» Directions for this task:
List every line below containing "Country".

» Records to use:
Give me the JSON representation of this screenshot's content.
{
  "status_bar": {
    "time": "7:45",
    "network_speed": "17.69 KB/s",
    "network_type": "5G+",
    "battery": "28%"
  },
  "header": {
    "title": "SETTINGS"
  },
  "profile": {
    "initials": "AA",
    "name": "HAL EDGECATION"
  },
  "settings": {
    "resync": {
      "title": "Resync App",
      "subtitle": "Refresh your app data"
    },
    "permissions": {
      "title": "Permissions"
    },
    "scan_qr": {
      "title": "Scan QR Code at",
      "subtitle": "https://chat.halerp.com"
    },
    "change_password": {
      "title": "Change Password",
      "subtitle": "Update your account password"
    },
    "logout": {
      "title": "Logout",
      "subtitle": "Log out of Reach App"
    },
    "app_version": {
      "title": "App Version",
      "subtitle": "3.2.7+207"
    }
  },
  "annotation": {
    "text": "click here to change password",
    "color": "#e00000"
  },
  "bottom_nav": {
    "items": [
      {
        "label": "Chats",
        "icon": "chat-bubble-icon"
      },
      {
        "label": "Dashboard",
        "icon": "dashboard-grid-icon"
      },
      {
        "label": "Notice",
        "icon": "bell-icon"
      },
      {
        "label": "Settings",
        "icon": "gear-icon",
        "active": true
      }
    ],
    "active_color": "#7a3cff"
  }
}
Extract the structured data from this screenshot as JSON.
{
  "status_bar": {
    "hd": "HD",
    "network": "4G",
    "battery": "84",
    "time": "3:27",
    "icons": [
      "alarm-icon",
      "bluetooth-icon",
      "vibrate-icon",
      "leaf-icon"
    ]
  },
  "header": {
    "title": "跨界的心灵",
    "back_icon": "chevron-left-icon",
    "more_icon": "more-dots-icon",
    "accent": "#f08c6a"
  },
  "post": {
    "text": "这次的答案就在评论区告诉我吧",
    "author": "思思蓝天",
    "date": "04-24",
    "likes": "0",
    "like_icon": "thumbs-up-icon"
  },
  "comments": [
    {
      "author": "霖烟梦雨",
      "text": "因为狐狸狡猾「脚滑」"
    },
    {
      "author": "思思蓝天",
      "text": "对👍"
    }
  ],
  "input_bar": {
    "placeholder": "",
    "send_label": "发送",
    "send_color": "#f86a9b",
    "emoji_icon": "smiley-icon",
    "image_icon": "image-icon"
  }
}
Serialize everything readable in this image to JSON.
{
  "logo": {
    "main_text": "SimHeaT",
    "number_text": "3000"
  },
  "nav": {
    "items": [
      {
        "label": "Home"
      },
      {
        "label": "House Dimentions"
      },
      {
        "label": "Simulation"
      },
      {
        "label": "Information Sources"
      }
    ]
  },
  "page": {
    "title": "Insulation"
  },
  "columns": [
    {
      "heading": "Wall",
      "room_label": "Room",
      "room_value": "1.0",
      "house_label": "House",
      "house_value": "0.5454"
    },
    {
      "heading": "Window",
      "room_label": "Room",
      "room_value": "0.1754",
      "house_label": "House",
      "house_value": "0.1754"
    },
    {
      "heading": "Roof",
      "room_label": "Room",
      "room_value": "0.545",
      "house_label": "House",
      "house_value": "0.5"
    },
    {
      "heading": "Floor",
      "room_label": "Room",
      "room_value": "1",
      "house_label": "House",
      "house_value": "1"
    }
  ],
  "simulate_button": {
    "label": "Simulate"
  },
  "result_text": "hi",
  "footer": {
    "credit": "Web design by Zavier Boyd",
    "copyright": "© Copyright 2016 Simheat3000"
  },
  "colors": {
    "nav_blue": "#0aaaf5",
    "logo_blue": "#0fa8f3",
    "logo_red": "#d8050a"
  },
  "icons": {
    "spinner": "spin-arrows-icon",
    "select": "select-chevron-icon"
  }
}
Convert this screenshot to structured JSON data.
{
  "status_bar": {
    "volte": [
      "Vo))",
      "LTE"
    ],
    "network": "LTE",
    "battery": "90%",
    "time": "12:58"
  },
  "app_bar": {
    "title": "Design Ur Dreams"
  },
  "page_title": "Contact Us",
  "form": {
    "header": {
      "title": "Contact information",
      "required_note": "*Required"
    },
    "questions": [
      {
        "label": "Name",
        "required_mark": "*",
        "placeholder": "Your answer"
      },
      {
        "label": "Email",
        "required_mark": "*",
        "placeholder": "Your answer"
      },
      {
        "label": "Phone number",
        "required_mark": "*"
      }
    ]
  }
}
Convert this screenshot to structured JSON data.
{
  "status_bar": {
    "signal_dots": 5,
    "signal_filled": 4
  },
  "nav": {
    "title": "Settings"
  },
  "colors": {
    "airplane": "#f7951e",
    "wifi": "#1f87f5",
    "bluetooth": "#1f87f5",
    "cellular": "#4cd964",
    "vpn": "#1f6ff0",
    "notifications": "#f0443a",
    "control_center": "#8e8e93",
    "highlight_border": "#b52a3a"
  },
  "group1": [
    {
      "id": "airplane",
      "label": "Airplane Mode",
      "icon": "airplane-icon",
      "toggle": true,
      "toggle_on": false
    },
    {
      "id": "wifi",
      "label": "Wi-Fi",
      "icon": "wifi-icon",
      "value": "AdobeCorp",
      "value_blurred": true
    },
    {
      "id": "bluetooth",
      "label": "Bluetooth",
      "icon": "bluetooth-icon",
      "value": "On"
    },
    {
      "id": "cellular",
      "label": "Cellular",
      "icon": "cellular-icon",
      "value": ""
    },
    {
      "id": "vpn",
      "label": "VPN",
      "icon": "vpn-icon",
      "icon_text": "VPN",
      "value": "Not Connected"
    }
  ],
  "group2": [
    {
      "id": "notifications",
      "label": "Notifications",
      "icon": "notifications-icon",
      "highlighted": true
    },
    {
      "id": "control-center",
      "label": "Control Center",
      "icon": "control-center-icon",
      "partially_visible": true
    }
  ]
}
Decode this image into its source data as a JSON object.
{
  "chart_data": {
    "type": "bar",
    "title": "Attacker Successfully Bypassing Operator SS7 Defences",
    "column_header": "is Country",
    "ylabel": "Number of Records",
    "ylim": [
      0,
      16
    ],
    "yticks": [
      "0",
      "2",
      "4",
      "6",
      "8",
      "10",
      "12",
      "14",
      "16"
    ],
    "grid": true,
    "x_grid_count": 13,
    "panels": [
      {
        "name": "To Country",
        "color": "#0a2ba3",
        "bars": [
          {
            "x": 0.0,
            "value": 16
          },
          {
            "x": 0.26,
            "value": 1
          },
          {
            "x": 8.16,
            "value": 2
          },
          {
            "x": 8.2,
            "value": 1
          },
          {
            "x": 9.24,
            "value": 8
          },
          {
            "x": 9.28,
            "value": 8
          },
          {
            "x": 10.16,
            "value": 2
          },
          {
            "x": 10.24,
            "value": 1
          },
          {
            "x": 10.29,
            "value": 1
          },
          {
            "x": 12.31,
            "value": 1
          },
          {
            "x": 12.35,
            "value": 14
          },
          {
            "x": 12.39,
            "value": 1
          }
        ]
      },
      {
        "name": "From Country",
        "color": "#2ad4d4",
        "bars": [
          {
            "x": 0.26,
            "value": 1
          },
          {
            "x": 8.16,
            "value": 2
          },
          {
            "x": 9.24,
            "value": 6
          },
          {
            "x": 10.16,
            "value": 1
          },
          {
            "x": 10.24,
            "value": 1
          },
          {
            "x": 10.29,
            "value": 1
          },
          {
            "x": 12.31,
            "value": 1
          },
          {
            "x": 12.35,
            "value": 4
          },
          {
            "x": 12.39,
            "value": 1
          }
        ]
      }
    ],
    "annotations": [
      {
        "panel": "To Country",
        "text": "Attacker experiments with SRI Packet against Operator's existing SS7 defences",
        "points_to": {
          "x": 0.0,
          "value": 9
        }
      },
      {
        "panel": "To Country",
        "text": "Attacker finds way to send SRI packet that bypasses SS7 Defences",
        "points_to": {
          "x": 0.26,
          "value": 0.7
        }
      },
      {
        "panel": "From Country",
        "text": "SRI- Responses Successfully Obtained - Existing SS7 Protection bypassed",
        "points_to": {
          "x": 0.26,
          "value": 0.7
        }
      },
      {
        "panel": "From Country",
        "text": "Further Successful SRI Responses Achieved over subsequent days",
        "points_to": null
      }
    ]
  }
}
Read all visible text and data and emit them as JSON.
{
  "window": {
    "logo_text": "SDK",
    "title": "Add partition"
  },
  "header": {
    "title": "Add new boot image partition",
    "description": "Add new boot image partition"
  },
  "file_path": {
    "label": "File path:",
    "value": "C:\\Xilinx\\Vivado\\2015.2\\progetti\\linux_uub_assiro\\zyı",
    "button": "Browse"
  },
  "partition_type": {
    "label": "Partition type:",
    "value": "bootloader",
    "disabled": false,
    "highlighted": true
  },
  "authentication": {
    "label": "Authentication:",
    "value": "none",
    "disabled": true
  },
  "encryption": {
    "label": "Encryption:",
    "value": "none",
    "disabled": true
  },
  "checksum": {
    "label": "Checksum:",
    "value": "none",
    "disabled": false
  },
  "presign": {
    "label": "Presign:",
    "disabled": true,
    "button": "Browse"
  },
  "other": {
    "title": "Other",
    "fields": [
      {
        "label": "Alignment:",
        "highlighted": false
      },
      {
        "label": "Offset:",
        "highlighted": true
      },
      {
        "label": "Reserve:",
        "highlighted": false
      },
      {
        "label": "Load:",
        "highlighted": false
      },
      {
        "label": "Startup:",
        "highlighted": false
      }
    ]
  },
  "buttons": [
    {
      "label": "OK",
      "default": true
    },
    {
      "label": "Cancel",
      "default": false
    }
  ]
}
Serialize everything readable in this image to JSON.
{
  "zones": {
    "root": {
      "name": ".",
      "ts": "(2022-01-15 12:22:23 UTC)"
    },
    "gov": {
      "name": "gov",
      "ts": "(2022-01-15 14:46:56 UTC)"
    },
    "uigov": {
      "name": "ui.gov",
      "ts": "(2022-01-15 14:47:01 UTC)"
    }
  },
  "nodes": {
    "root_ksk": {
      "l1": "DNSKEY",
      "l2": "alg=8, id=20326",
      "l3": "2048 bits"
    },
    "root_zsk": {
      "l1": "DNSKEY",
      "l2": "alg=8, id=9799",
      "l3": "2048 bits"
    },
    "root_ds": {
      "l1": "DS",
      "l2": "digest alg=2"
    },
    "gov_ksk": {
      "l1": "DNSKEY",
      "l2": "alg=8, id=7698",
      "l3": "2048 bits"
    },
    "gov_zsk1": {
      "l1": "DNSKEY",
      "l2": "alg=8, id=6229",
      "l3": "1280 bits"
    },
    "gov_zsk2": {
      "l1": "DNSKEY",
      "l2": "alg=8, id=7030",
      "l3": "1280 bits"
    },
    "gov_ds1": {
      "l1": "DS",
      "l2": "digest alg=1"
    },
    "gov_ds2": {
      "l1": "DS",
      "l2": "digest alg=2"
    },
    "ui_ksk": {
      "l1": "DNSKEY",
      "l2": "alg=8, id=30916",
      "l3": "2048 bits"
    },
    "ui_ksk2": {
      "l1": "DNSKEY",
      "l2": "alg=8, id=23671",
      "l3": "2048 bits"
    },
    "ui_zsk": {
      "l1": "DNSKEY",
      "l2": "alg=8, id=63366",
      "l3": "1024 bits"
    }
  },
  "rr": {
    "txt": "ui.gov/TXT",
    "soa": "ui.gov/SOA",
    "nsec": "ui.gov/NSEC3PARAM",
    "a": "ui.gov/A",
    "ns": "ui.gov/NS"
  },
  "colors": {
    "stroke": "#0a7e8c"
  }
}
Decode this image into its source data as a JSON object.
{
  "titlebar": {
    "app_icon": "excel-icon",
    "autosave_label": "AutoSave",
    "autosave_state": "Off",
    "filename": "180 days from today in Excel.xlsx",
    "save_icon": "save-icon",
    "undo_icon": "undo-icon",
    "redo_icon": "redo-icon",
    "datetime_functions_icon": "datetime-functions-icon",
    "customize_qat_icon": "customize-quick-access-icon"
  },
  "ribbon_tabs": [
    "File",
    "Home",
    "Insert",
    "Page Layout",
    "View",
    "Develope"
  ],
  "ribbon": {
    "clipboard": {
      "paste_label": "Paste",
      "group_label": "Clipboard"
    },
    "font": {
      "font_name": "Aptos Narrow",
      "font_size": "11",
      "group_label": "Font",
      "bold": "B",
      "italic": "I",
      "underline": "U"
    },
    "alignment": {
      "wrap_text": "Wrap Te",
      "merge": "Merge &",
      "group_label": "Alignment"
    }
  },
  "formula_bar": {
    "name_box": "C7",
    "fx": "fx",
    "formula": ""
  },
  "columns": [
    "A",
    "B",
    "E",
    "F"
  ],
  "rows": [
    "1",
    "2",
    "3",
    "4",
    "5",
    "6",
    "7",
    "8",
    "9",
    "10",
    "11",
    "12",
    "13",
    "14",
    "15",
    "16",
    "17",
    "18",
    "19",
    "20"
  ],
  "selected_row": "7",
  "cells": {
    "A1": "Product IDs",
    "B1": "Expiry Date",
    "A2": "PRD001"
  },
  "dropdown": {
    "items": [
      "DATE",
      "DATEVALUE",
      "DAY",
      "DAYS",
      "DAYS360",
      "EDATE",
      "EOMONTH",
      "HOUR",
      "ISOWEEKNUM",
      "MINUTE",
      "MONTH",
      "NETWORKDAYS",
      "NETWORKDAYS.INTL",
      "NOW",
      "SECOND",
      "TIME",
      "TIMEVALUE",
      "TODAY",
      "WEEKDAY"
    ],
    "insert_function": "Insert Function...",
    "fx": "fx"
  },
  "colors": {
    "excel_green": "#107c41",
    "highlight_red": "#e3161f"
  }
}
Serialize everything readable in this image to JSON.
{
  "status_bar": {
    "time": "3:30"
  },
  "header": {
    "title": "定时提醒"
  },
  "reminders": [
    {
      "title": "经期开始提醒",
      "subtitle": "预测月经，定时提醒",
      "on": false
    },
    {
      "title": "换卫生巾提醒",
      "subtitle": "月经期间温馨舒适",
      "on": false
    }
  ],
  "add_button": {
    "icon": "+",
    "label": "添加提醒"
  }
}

» Response to the exercise:
    "column_header": "is Country",
        "name": "To Country",
        "name": "From Country",
        "panel": "To Country",
        "panel": "To Country",
        "panel": "From Country",
        "panel": "From Country",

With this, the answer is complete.